__SHORT PROBLEM__.
Write out the items word for word, from the first line up to and including the line that contains "The beam 51 is at (375, 594).".

__EXCERPTED DATA__.
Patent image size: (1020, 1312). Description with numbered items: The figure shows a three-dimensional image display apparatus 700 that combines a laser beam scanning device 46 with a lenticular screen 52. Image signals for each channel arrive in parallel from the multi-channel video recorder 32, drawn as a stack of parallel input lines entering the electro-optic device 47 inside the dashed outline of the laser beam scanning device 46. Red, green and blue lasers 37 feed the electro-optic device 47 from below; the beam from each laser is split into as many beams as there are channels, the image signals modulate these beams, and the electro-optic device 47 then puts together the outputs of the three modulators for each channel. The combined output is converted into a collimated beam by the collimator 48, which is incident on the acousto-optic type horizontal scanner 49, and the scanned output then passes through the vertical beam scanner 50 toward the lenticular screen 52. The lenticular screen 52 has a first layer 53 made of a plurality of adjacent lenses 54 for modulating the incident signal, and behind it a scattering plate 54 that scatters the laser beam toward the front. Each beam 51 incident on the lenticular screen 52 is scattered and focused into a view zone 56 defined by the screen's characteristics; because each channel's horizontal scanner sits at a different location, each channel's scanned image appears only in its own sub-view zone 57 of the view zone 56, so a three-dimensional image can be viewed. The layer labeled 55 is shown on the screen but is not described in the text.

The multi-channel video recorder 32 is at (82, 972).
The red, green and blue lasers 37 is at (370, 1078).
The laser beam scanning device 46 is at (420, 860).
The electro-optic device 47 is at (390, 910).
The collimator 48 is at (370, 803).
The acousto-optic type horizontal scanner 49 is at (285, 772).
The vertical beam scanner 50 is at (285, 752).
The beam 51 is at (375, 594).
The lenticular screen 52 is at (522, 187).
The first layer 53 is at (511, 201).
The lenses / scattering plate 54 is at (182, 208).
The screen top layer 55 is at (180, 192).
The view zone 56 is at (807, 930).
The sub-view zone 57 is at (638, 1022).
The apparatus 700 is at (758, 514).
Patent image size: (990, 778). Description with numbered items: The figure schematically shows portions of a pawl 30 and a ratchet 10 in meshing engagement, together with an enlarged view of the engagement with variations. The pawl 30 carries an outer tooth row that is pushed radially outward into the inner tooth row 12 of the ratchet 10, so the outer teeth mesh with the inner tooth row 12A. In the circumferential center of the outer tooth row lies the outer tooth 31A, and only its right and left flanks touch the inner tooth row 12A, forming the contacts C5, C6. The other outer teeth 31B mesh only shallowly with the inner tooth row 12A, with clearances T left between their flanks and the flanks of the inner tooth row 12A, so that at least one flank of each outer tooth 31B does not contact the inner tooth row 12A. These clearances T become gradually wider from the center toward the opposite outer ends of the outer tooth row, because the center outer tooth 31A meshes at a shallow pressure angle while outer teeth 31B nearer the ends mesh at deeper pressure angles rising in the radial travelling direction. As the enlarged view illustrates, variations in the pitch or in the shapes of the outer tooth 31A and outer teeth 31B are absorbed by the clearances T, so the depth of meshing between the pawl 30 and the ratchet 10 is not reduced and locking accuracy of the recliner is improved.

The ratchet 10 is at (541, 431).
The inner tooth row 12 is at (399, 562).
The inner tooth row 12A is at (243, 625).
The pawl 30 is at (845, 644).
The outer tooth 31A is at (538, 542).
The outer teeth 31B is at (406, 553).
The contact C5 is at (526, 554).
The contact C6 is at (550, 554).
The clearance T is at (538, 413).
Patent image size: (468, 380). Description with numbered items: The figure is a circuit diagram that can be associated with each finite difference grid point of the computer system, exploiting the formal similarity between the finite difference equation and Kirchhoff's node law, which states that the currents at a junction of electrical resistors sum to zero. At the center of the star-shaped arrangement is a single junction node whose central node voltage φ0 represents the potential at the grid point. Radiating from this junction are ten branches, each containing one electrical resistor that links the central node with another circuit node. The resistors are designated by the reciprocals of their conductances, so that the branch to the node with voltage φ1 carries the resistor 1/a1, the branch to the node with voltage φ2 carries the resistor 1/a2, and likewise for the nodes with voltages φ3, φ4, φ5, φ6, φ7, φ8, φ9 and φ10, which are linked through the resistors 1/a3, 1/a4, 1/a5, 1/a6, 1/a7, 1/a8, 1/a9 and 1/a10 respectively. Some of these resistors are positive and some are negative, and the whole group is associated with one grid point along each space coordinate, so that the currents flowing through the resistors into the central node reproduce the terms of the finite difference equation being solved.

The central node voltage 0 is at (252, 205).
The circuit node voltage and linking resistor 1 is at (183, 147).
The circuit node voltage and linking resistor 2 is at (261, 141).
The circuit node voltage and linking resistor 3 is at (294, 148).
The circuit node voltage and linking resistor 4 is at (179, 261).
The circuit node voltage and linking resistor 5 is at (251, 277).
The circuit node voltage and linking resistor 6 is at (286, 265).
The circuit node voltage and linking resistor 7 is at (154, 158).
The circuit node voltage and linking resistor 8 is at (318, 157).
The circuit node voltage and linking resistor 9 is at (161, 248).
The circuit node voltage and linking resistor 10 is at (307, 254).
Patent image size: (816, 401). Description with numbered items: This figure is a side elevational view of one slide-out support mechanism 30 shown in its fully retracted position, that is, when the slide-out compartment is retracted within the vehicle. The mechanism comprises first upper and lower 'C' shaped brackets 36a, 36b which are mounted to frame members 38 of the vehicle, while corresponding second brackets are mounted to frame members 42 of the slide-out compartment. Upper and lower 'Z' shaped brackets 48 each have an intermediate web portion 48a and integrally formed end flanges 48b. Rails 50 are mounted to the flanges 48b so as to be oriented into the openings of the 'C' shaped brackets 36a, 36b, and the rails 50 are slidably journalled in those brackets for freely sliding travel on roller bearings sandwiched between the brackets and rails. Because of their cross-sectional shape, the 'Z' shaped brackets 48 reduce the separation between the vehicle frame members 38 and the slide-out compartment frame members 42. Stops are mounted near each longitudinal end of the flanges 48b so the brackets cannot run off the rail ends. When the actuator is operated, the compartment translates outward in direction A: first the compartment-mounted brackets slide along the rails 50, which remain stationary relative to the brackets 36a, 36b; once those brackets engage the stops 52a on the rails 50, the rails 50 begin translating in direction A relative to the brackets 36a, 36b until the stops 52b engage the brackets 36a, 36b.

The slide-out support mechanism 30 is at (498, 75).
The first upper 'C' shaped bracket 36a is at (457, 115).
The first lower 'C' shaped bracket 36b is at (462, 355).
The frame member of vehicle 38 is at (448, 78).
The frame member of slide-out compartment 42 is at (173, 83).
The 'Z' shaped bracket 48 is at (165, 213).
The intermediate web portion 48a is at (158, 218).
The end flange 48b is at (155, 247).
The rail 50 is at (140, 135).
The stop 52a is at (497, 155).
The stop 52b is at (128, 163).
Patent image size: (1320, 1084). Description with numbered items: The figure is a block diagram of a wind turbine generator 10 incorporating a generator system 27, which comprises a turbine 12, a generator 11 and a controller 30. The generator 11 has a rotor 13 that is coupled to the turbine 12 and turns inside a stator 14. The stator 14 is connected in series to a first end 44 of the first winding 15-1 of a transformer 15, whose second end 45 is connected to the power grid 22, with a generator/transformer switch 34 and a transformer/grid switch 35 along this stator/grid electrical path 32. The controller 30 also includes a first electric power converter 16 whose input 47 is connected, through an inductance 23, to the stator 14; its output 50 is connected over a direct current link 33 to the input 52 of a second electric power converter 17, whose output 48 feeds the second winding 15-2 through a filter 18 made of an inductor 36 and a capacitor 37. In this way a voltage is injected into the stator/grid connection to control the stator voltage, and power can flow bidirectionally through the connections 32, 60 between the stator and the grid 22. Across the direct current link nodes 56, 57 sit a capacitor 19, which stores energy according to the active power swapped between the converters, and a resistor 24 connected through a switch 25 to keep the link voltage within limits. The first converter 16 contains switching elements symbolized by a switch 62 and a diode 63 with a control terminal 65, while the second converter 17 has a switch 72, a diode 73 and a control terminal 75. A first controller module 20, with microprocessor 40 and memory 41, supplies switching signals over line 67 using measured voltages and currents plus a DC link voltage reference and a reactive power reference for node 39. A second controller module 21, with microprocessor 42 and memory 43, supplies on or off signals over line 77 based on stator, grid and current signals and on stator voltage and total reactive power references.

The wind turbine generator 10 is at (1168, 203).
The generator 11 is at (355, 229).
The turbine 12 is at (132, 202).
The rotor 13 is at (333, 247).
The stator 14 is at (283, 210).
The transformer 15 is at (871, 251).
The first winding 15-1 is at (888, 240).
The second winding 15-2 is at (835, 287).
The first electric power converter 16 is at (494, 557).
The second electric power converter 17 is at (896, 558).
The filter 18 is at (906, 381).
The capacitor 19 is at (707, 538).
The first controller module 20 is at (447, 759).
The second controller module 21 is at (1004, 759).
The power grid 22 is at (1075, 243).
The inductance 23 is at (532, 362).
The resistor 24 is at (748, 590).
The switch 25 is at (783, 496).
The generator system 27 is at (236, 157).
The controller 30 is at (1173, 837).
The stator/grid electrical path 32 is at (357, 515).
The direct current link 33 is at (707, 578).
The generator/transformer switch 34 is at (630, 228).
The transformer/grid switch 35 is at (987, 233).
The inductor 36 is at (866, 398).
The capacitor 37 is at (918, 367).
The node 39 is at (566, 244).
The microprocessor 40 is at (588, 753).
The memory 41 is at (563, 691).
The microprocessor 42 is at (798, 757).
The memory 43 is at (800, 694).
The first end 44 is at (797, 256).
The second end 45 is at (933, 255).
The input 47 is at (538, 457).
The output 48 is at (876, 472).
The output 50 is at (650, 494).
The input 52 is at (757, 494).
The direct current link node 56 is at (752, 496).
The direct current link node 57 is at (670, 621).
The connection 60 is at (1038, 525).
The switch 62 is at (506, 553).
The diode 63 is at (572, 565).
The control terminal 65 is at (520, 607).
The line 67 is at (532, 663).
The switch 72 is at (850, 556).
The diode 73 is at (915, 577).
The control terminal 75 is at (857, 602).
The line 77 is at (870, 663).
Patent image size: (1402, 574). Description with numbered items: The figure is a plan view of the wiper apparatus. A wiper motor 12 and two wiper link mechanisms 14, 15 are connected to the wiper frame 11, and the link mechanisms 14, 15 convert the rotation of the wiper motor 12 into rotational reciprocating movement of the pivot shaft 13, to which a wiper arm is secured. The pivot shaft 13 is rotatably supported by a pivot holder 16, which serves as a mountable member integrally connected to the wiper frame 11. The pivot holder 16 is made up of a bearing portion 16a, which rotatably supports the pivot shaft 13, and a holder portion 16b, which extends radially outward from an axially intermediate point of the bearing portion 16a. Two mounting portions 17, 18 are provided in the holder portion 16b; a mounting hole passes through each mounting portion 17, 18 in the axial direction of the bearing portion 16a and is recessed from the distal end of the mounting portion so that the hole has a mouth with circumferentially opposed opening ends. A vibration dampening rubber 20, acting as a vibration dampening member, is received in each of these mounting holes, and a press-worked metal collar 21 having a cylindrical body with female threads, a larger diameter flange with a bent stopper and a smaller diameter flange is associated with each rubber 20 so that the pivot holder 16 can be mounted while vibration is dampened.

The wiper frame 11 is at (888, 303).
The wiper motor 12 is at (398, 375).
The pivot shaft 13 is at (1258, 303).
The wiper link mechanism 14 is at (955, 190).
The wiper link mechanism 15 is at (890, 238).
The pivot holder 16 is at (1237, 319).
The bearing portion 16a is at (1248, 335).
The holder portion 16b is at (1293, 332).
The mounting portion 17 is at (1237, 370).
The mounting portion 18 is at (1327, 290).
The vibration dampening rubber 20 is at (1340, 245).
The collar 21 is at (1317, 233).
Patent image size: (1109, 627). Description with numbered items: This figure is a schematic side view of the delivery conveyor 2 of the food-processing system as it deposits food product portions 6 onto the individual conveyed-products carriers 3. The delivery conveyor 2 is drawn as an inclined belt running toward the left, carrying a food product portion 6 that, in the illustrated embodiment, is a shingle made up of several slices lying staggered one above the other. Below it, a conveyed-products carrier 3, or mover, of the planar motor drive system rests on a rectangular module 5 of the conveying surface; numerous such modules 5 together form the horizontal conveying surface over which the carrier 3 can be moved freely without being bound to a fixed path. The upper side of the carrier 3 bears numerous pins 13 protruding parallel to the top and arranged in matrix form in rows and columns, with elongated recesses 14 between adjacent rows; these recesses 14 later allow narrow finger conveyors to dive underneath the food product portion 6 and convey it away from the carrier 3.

__RESPONSE TO THE EXERCISE__.
Patent image size: (1020, 1312). Description with numbered items: The figure shows a three-dimensional image display apparatus 700 that combines a laser beam scanning device 46 with a lenticular screen 52. Image signals for each channel arrive in parallel from the multi-channel video recorder 32, drawn as a stack of parallel input lines entering the electro-optic device 47 inside the dashed outline of the laser beam scanning device 46. Red, green and blue lasers 37 feed the electro-optic device 47 from below; the beam from each laser is split into as many beams as there are channels, the image signals modulate these beams, and the electro-optic device 47 then puts together the outputs of the three modulators for each channel. The combined output is converted into a collimated beam by the collimator 48, which is incident on the acousto-optic type horizontal scanner 49, and the scanned output then passes through the vertical beam scanner 50 toward the lenticular screen 52. The lenticular screen 52 has a first layer 53 made of a plurality of adjacent lenses 54 for modulating the incident signal, and behind it a scattering plate 54 that scatters the laser beam toward the front. Each beam 51 incident on the lenticular screen 52 is scattered and focused into a view zone 56 defined by the screen's characteristics; because each channel's horizontal scanner sits at a different location, each channel's scanned image appears only in its own sub-view zone 57 of the view zone 56, so a three-dimensional image can be viewed. The layer labeled 55 is shown on the screen but is not described in the text.

The multi-channel video recorder 32 is at (82, 972).
The red, green and blue lasers 37 is at (370, 1078).
The laser beam scanning device 46 is at (420, 860).
The electro-optic device 47 is at (390, 910).
The collimator 48 is at (370, 803).
The acousto-optic type horizontal scanner 49 is at (285, 772).
The vertical beam scanner 50 is at (285, 752).
The beam 51 is at (375, 594).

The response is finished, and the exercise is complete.